** begin Provided records **

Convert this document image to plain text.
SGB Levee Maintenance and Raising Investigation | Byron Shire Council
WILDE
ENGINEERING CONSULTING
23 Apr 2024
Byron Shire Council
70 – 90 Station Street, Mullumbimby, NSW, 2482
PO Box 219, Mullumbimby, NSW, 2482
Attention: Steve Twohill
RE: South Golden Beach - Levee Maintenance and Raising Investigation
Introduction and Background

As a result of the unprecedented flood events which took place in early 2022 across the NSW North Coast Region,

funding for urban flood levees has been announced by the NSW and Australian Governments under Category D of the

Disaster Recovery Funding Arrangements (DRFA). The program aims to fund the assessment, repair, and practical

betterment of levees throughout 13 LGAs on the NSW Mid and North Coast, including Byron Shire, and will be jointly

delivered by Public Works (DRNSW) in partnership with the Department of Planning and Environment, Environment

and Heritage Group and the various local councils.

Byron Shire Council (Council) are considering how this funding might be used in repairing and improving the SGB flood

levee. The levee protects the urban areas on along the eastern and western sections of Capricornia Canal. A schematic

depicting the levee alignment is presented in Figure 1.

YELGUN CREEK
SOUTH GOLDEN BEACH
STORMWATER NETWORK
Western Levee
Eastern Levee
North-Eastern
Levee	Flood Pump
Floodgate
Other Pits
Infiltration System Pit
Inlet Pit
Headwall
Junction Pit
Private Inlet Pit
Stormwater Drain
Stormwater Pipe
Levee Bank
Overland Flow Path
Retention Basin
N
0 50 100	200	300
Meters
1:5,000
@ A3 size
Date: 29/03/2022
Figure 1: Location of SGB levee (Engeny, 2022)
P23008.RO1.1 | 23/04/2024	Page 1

** end Provided records **

**Given exercise**
Scan the records above and report how many lines include the word "levees", without any other text.

**Reply to the exercise**
2